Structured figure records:
-- -- --

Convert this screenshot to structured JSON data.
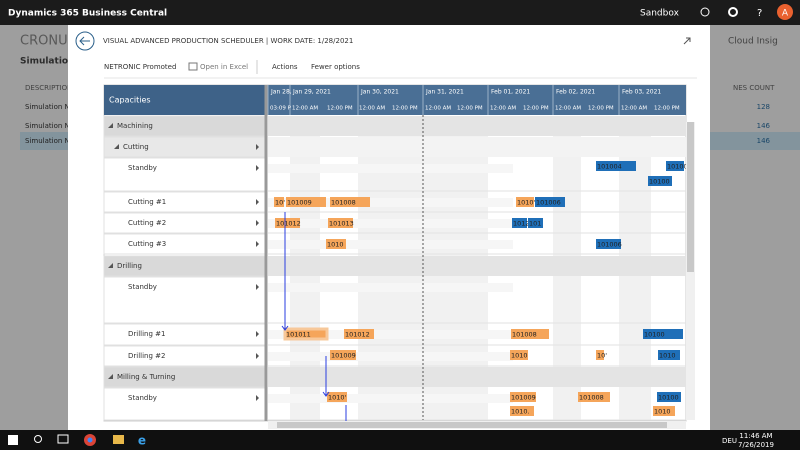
{
  "top_bar": {
    "app": "Dynamics 365 Business Central",
    "environment": "Sandbox",
    "avatar": "A"
  },
  "background": {
    "company": "CRONUS I",
    "section": "Simulations:",
    "column": "DESCRIPTION",
    "rows": [
      "Simulation N",
      "Simulation N",
      "Simulation N"
    ],
    "right_title": "Cloud Insig",
    "right_column": "NES COUNT",
    "counts": [
      "128",
      "146",
      "146"
    ]
  },
  "dialog": {
    "title": "VISUAL ADVANCED PRODUCTION SCHEDULER | WORK DATE: 1/28/2021",
    "toolbar": [
      "NETRONIC Promoted",
      "Open in Excel",
      "Actions",
      "Fewer options"
    ]
  },
  "gantt": {
    "header": "Capacities",
    "dates": [
      "Jan 28,",
      "Jan 29, 2021",
      "Jan 30, 2021",
      "Jan 31, 2021",
      "Feb 01, 2021",
      "Feb 02, 2021",
      "Feb 03, 2021"
    ],
    "times": [
      "03:09 P",
      "12:00 AM",
      "12:00 PM",
      "12:00 AM",
      "12:00 PM",
      "12:00 AM",
      "12:00 PM",
      "12:00 AM",
      "12:00 PM",
      "12:00 AM",
      "12:00 PM",
      "12:00 AM",
      "12:00 PM"
    ],
    "rows": [
      "Machining",
      "Cutting",
      "Standby",
      "Cutting #1",
      "Cutting #2",
      "Cutting #3",
      "Drilling",
      "Standby",
      "Drilling #1",
      "Drilling #2",
      "Milling & Turning",
      "Standby"
    ],
    "bars": [
      {
        "label": "101004",
        "color": "#1f6fb8"
      },
      {
        "label": "10100",
        "color": "#1f6fb8"
      },
      {
        "label": "10100",
        "color": "#1f6fb8"
      },
      {
        "label": "10'",
        "color": "#f5a55a"
      },
      {
        "label": "101009",
        "color": "#f5a55a"
      },
      {
        "label": "101008",
        "color": "#f5a55a"
      },
      {
        "label": "1010'",
        "color": "#f5a55a"
      },
      {
        "label": "101006",
        "color": "#1f6fb8"
      },
      {
        "label": "101012",
        "color": "#f5a55a"
      },
      {
        "label": "101013",
        "color": "#f5a55a"
      },
      {
        "label": "1012",
        "color": "#1f6fb8"
      },
      {
        "label": "101",
        "color": "#1f6fb8"
      },
      {
        "label": "1010",
        "color": "#f5a55a"
      },
      {
        "label": "101006",
        "color": "#1f6fb8"
      },
      {
        "label": "101011",
        "color": "#f5a55a"
      },
      {
        "label": "101012",
        "color": "#f5a55a"
      },
      {
        "label": "101008",
        "color": "#f5a55a"
      },
      {
        "label": "10100",
        "color": "#1f6fb8"
      },
      {
        "label": "101009",
        "color": "#f5a55a"
      },
      {
        "label": "1010",
        "color": "#f5a55a"
      },
      {
        "label": "10'",
        "color": "#f5a55a"
      },
      {
        "label": "1010",
        "color": "#1f6fb8"
      },
      {
        "label": "1010'",
        "color": "#f5a55a"
      },
      {
        "label": "101009",
        "color": "#f5a55a"
      },
      {
        "label": "1010.",
        "color": "#f5a55a"
      },
      {
        "label": "101008",
        "color": "#f5a55a"
      },
      {
        "label": "10100",
        "color": "#1f6fb8"
      },
      {
        "label": "1010",
        "color": "#f5a55a"
      }
    ]
  },
  "taskbar": {
    "language": "DEU",
    "time": "11:46 AM",
    "date": "7/26/2019"
  }
}
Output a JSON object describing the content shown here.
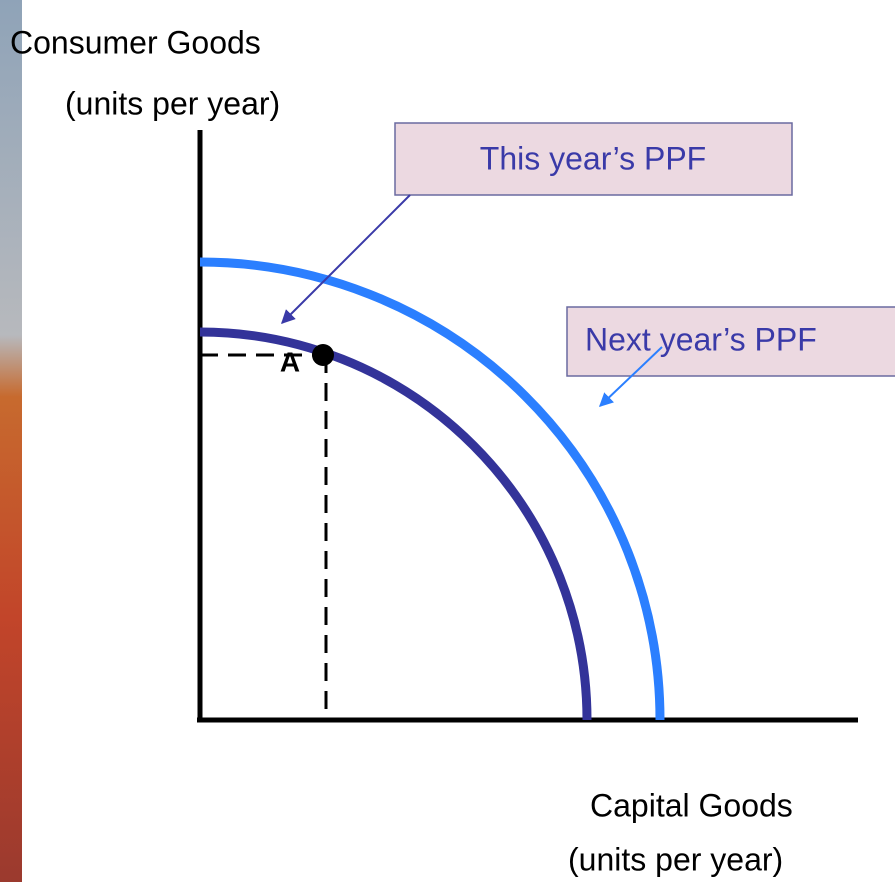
{
  "axes": {
    "y_label": "Consumer Goods",
    "y_units": "(units per year)",
    "x_label": "Capital Goods",
    "x_units": "(units per year)"
  },
  "callouts": {
    "this_year": "This year’s PPF",
    "next_year": "Next year’s PPF"
  },
  "point": {
    "label": "A"
  }
}
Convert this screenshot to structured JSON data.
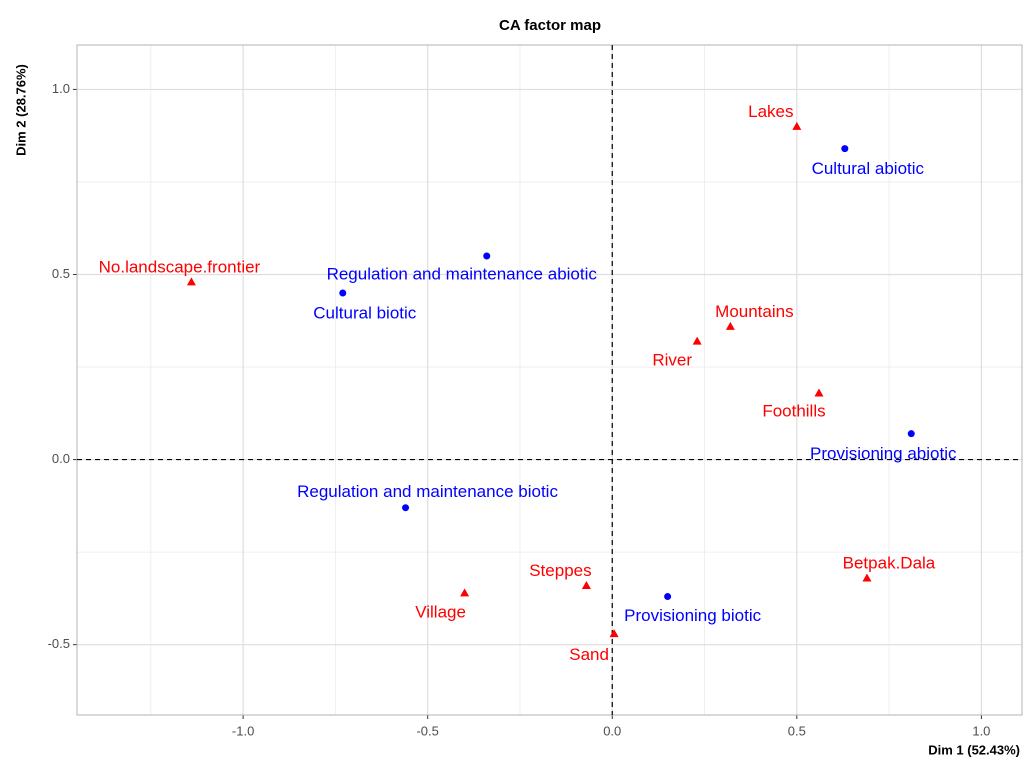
{
  "chart_data": {
    "type": "scatter",
    "title": "CA factor map",
    "x_label": "Dim 1 (52.43%)",
    "y_label": "Dim 2 (28.76%)",
    "xlim": [
      -1.45,
      1.11
    ],
    "ylim": [
      -0.69,
      1.12
    ],
    "xticks": [
      {
        "value": -1,
        "label": "-1.0"
      },
      -0.5,
      {
        "value": 0,
        "label": "0.0"
      },
      0.5,
      {
        "value": 1,
        "label": "1.0"
      }
    ],
    "yticks": [
      -0.5,
      {
        "value": 0,
        "label": "0.0"
      },
      0.5,
      {
        "value": 1,
        "label": "1.0"
      }
    ],
    "minor_xticks": [
      -1.25,
      -0.75,
      -0.25,
      0.25,
      0.75
    ],
    "minor_yticks": [
      -0.25,
      0.25,
      0.75
    ],
    "grid": true,
    "reference_lines": {
      "x": 0,
      "y": 0
    },
    "series": [
      {
        "color": "#ff0000",
        "marker": "triangle",
        "points": [
          {
            "label": "Lakes",
            "x": 0.5,
            "y": 0.9
          },
          {
            "label": "Mountains",
            "x": 0.32,
            "y": 0.36
          },
          {
            "label": "River",
            "x": 0.23,
            "y": 0.32
          },
          {
            "label": "Foothills",
            "x": 0.56,
            "y": 0.18
          },
          {
            "label": "No.landscape.frontier",
            "x": -1.14,
            "y": 0.48
          },
          {
            "label": "Betpak.Dala",
            "x": 0.69,
            "y": -0.32
          },
          {
            "label": "Steppes",
            "x": -0.07,
            "y": -0.34
          },
          {
            "label": "Village",
            "x": -0.4,
            "y": -0.36
          },
          {
            "label": "Sand",
            "x": 0.005,
            "y": -0.47
          }
        ]
      },
      {
        "color": "#0000ff",
        "marker": "circle",
        "points": [
          {
            "label": "Cultural abiotic",
            "x": 0.63,
            "y": 0.84
          },
          {
            "label": "Regulation and maintenance abiotic",
            "x": -0.34,
            "y": 0.55
          },
          {
            "label": "Cultural biotic",
            "x": -0.73,
            "y": 0.45
          },
          {
            "label": "Provisioning abiotic",
            "x": 0.81,
            "y": 0.07
          },
          {
            "label": "Regulation and maintenance biotic",
            "x": -0.56,
            "y": -0.13
          },
          {
            "label": "Provisioning biotic",
            "x": 0.15,
            "y": -0.37
          }
        ]
      }
    ]
  }
}
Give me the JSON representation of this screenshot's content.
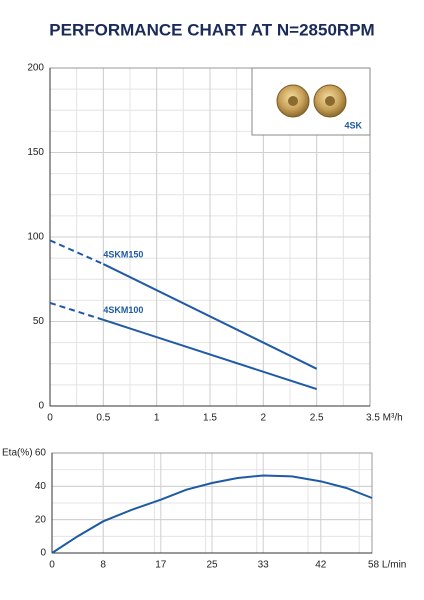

-- -- --

> _The exercise_:
Reproduce all the entries that precede this task, word for word, minus any pictures.

> _The result_:
Convert this screenshot to structured JSON data.
{
  "top_bar": {
    "app": "Dynamics 365 Business Central",
    "environment": "Sandbox",
    "avatar": "A"
  },
  "background": {
    "company": "CRONUS I",
    "section": "Simulations:",
    "column": "DESCRIPTION",
    "rows": [
      "Simulation N",
      "Simulation N",
      "Simulation N"
    ],
    "right_title": "Cloud Insig",
    "right_column": "NES COUNT",
    "counts": [
      "128",
      "146",
      "146"
    ]
  },
  "dialog": {
    "title": "VISUAL ADVANCED PRODUCTION SCHEDULER | WORK DATE: 1/28/2021",
    "toolbar": [
      "NETRONIC Promoted",
      "Open in Excel",
      "Actions",
      "Fewer options"
    ]
  },
  "gantt": {
    "header": "Capacities",
    "dates": [
      "Jan 28,",
      "Jan 29, 2021",
      "Jan 30, 2021",
      "Jan 31, 2021",
      "Feb 01, 2021",
      "Feb 02, 2021",
      "Feb 03, 2021"
    ],
    "times": [
      "03:09 P",
      "12:00 AM",
      "12:00 PM",
      "12:00 AM",
      "12:00 PM",
      "12:00 AM",
      "12:00 PM",
      "12:00 AM",
      "12:00 PM",
      "12:00 AM",
      "12:00 PM",
      "12:00 AM",
      "12:00 PM"
    ],
    "rows": [
      "Machining",
      "Cutting",
      "Standby",
      "Cutting #1",
      "Cutting #2",
      "Cutting #3",
      "Drilling",
      "Standby",
      "Drilling #1",
      "Drilling #2",
      "Milling & Turning",
      "Standby"
    ],
    "bars": [
      {
        "label": "101004",
        "color": "#1f6fb8"
      },
      {
        "label": "10100",
        "color": "#1f6fb8"
      },
      {
        "label": "10100",
        "color": "#1f6fb8"
      },
      {
        "label": "10'",
        "color": "#f5a55a"
      },
      {
        "label": "101009",
        "color": "#f5a55a"
      },
      {
        "label": "101008",
        "color": "#f5a55a"
      },
      {
        "label": "1010'",
        "color": "#f5a55a"
      },
      {
        "label": "101006",
        "color": "#1f6fb8"
      },
      {
        "label": "101012",
        "color": "#f5a55a"
      },
      {
        "label": "101013",
        "color": "#f5a55a"
      },
      {
        "label": "1012",
        "color": "#1f6fb8"
      },
      {
        "label": "101",
        "color": "#1f6fb8"
      },
      {
        "label": "1010",
        "color": "#f5a55a"
      },
      {
        "label": "101006",
        "color": "#1f6fb8"
      },
      {
        "label": "101011",
        "color": "#f5a55a"
      },
      {
        "label": "101012",
        "color": "#f5a55a"
      },
      {
        "label": "101008",
        "color": "#f5a55a"
      },
      {
        "label": "10100",
        "color": "#1f6fb8"
      },
      {
        "label": "101009",
        "color": "#f5a55a"
      },
      {
        "label": "1010",
        "color": "#f5a55a"
      },
      {
        "label": "10'",
        "color": "#f5a55a"
      },
      {
        "label": "1010",
        "color": "#1f6fb8"
      },
      {
        "label": "1010'",
        "color": "#f5a55a"
      },
      {
        "label": "101009",
        "color": "#f5a55a"
      },
      {
        "label": "1010.",
        "color": "#f5a55a"
      },
      {
        "label": "101008",
        "color": "#f5a55a"
      },
      {
        "label": "10100",
        "color": "#1f6fb8"
      },
      {
        "label": "1010",
        "color": "#f5a55a"
      }
    ]
  },
  "taskbar": {
    "language": "DEU",
    "time": "11:46 AM",
    "date": "7/26/2019"
  }
}
Output a JSON object describing the content shown here.
{
  "axes": {
    "y_label": "Consumer Goods",
    "y_units": "(units per year)",
    "x_label": "Capital Goods",
    "x_units": "(units per year)"
  },
  "callouts": {
    "this_year": "This year’s PPF",
    "next_year": "Next year’s PPF"
  },
  "point": {
    "label": "A"
  }
}
Convert this screenshot to structured JSON data.
{
  "chart_data": {
    "type": "scatter",
    "title": "CA factor map",
    "x_label": "Dim 1 (52.43%)",
    "y_label": "Dim 2 (28.76%)",
    "xlim": [
      -1.45,
      1.11
    ],
    "ylim": [
      -0.69,
      1.12
    ],
    "xticks": [
      {
        "value": -1,
        "label": "-1.0"
      },
      -0.5,
      {
        "value": 0,
        "label": "0.0"
      },
      0.5,
      {
        "value": 1,
        "label": "1.0"
      }
    ],
    "yticks": [
      -0.5,
      {
        "value": 0,
        "label": "0.0"
      },
      0.5,
      {
        "value": 1,
        "label": "1.0"
      }
    ],
    "minor_xticks": [
      -1.25,
      -0.75,
      -0.25,
      0.25,
      0.75
    ],
    "minor_yticks": [
      -0.25,
      0.25,
      0.75
    ],
    "grid": true,
    "reference_lines": {
      "x": 0,
      "y": 0
    },
    "series": [
      {
        "color": "#ff0000",
        "marker": "triangle",
        "points": [
          {
            "label": "Lakes",
            "x": 0.5,
            "y": 0.9
          },
          {
            "label": "Mountains",
            "x": 0.32,
            "y": 0.36
          },
          {
            "label": "River",
            "x": 0.23,
            "y": 0.32
          },
          {
            "label": "Foothills",
            "x": 0.56,
            "y": 0.18
          },
          {
            "label": "No.landscape.frontier",
            "x": -1.14,
            "y": 0.48
          },
          {
            "label": "Betpak.Dala",
            "x": 0.69,
            "y": -0.32
          },
          {
            "label": "Steppes",
            "x": -0.07,
            "y": -0.34
          },
          {
            "label": "Village",
            "x": -0.4,
            "y": -0.36
          },
          {
            "label": "Sand",
            "x": 0.005,
            "y": -0.47
          }
        ]
      },
      {
        "color": "#0000ff",
        "marker": "circle",
        "points": [
          {
            "label": "Cultural abiotic",
            "x": 0.63,
            "y": 0.84
          },
          {
            "label": "Regulation and maintenance abiotic",
            "x": -0.34,
            "y": 0.55
          },
          {
            "label": "Cultural biotic",
            "x": -0.73,
            "y": 0.45
          },
          {
            "label": "Provisioning abiotic",
            "x": 0.81,
            "y": 0.07
          },
          {
            "label": "Regulation and maintenance biotic",
            "x": -0.56,
            "y": -0.13
          },
          {
            "label": "Provisioning biotic",
            "x": 0.15,
            "y": -0.37
          }
        ]
      }
    ]
  }
}
Give me the JSON representation of this screenshot's content.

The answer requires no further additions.